- **WHAT YOU HAVE TO DO**: Scan the lines below for "nått"; report the number of lines that contain it, and only that.

- **INFORMATION PROVIDED**:
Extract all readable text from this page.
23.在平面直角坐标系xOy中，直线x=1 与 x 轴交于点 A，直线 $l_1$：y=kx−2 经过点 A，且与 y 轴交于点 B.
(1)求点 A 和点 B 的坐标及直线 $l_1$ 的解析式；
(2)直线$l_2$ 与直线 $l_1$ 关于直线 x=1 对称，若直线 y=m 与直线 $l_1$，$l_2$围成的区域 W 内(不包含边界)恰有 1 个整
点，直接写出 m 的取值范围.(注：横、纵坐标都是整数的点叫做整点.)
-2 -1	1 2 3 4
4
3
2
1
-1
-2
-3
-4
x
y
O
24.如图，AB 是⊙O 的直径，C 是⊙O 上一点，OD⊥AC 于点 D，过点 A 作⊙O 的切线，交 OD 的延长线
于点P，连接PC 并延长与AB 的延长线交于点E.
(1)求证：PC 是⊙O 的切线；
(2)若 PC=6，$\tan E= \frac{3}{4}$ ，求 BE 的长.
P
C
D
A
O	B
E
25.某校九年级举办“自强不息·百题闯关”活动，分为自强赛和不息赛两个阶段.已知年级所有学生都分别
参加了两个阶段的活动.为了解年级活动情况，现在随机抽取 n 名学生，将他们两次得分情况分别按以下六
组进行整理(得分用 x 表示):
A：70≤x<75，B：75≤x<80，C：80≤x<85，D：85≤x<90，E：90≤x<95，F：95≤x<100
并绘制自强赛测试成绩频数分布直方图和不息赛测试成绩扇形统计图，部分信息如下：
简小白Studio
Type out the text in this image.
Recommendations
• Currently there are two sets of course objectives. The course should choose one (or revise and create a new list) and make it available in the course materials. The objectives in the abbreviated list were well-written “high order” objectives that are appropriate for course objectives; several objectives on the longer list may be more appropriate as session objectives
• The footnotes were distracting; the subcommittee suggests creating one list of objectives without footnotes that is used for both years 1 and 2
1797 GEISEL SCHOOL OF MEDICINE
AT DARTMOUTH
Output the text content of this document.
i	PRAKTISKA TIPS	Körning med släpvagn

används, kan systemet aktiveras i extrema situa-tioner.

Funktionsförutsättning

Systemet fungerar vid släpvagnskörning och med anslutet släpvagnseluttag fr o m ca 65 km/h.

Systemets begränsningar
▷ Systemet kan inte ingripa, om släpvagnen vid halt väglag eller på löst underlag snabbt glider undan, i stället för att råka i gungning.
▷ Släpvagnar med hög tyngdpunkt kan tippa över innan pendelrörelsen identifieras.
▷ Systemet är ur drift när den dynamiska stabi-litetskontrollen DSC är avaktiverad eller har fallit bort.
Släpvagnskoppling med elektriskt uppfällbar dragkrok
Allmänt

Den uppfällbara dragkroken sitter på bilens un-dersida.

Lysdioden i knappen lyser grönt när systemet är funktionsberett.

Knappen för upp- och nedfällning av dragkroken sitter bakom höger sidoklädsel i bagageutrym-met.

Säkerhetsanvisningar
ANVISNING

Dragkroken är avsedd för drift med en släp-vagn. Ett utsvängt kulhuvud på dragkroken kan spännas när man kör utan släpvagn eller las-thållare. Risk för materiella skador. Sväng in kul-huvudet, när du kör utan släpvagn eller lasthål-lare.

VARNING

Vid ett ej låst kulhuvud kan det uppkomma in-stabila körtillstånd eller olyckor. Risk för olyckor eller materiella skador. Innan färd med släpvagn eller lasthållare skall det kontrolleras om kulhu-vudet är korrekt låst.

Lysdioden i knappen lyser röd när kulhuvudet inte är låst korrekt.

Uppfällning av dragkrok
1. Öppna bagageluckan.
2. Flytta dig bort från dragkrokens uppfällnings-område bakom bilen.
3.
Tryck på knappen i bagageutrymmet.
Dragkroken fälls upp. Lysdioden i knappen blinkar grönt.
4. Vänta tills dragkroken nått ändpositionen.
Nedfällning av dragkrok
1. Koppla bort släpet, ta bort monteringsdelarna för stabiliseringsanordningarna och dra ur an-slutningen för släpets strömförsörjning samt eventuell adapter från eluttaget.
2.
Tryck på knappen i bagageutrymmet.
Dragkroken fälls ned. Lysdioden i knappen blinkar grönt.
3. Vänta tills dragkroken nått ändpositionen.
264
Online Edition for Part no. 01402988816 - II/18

- **COMPLETE RESPONSE**: 2